▸ **WHAT TO PRODUCE**
Return each line containing "this".

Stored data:
○ ○ ○

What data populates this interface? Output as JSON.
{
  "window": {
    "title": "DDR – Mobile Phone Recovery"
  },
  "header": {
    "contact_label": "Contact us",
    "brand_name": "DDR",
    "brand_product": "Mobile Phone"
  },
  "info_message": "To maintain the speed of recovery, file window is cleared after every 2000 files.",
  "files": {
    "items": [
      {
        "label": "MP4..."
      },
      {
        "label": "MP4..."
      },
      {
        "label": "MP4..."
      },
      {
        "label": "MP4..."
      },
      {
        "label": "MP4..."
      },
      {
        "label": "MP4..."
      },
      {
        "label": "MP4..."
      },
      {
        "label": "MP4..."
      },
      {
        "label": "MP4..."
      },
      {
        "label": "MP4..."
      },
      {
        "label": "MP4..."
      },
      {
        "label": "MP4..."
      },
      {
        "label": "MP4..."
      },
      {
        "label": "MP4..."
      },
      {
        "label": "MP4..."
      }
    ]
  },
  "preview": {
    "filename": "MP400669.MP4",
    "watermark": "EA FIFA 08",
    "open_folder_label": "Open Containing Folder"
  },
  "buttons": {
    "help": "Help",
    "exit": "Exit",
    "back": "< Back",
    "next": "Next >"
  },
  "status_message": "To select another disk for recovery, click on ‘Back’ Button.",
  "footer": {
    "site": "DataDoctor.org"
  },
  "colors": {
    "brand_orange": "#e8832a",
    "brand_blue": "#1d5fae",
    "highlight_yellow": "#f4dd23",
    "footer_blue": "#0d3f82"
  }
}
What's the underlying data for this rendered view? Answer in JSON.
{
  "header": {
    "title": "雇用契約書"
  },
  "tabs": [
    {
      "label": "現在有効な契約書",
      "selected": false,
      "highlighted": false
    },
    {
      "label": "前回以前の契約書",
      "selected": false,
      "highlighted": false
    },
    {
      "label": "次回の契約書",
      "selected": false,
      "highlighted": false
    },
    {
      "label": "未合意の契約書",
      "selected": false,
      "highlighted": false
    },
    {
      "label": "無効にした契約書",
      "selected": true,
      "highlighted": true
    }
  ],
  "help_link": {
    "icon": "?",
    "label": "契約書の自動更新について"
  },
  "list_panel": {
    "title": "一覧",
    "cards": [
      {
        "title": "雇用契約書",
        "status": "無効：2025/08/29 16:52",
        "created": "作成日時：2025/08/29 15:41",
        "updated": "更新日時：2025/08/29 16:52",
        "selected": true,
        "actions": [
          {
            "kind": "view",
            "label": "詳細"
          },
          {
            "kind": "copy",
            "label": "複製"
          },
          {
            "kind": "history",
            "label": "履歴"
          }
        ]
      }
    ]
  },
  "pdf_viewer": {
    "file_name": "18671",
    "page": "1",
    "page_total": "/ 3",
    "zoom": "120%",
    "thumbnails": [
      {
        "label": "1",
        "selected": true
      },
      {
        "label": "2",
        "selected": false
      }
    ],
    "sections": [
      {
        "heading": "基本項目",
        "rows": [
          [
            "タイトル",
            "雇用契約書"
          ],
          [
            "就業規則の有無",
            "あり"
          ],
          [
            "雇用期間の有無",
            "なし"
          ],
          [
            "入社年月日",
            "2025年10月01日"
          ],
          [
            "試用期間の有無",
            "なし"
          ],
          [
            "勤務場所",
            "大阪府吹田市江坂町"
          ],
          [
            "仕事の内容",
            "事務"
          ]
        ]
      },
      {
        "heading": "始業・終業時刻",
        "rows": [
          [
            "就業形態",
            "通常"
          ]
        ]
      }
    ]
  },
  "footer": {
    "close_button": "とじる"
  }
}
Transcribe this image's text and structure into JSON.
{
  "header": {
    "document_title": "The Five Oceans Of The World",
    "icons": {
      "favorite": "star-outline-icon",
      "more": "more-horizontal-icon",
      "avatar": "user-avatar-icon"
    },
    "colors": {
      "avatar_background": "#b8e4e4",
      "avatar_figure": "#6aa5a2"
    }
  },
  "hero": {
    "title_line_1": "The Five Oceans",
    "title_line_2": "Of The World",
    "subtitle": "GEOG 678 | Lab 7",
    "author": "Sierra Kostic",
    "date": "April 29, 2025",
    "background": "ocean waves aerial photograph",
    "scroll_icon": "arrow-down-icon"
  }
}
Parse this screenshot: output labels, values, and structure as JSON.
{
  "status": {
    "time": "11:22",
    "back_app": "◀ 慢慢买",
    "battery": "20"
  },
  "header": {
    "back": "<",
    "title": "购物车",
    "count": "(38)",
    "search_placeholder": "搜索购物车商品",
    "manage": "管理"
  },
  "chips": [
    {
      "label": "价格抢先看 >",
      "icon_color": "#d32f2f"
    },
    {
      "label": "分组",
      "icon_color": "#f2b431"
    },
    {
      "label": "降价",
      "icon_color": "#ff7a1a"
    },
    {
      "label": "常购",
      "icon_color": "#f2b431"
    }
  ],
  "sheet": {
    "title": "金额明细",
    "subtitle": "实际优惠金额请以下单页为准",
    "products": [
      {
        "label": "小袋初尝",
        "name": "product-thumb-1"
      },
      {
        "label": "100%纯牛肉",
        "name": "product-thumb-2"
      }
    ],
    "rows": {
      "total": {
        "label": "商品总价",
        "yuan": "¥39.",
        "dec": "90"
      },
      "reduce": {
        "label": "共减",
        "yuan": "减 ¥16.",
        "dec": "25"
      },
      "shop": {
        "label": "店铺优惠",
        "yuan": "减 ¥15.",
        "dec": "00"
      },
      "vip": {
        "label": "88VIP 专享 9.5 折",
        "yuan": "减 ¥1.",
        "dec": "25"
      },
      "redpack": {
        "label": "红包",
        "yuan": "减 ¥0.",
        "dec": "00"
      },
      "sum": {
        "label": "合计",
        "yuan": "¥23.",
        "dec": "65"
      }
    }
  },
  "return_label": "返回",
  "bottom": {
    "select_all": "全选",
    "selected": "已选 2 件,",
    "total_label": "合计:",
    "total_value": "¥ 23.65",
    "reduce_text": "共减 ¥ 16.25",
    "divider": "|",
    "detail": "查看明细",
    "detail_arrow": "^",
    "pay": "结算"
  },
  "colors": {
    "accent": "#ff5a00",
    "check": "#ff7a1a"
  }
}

○ ○ ○

▸ **EXERCISE RESPONSE**
What data populates this interface? Output as JSON.
What's the underlying data for this rendered view? Answer in JSON.
Transcribe this image's text and structure into JSON.
Parse this screenshot: output labels, values, and structure as JSON.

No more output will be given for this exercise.